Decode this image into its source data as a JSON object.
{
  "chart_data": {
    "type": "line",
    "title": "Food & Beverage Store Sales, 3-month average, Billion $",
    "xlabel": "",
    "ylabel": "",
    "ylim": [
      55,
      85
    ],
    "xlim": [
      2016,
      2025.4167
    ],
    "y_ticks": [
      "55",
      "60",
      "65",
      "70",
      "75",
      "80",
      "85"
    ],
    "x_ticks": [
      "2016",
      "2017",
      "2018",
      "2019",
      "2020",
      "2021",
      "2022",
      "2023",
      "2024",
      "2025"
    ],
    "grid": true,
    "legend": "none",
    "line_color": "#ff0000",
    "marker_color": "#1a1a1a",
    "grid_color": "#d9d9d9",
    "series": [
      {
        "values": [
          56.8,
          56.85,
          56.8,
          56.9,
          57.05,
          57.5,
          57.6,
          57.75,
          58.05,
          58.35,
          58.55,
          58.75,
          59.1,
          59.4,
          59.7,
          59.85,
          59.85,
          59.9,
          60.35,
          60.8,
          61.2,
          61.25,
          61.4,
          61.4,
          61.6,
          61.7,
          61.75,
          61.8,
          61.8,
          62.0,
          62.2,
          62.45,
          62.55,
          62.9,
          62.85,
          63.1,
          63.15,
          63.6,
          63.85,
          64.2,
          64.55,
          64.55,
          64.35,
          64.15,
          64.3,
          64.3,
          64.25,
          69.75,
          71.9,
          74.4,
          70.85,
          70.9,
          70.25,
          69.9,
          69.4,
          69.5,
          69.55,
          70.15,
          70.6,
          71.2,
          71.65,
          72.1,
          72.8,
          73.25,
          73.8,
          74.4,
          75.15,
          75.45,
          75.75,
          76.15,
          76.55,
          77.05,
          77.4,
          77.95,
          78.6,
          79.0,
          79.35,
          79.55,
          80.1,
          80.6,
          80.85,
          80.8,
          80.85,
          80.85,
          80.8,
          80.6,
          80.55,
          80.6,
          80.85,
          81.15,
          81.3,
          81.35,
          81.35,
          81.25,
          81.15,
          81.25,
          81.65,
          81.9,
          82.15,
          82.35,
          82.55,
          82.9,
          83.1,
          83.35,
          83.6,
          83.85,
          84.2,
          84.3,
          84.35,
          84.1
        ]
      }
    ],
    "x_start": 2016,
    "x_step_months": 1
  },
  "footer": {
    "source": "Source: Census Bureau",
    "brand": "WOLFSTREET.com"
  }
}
* * *
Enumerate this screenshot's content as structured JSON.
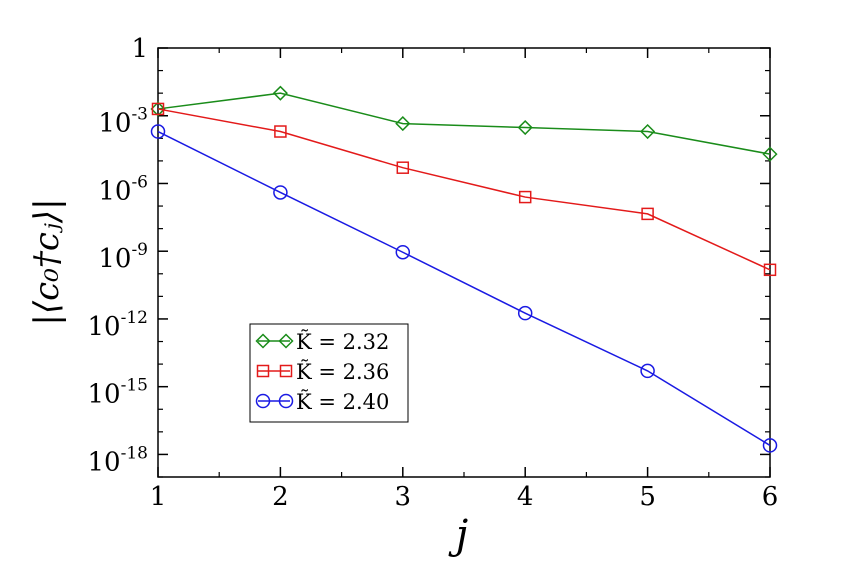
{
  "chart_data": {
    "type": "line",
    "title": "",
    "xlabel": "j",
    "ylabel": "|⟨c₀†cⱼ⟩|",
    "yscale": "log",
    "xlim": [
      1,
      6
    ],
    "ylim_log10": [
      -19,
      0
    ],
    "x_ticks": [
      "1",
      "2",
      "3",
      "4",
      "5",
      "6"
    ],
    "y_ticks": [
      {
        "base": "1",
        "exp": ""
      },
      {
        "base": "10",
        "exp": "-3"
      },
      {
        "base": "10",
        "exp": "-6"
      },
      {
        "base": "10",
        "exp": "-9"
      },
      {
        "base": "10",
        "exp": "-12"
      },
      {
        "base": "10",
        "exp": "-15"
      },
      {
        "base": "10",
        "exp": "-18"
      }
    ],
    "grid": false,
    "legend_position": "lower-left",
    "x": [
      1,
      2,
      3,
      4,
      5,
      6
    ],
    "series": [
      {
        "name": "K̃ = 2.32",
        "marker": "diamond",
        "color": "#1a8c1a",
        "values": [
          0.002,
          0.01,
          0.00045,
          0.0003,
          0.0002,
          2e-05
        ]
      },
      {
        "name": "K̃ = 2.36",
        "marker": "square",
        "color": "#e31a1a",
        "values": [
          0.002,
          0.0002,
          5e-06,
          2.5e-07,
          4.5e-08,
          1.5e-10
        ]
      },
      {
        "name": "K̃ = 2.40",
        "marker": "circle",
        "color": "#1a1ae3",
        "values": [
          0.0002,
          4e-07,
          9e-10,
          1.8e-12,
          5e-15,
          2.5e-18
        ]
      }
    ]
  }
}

- WHAT IS EXPECTED -
Scan the lines for the string "title". Pick out every line that has it.

- OUTPUT -
    "title": "Food & Beverage Store Sales, 3-month average, Billion $",
    "title": "",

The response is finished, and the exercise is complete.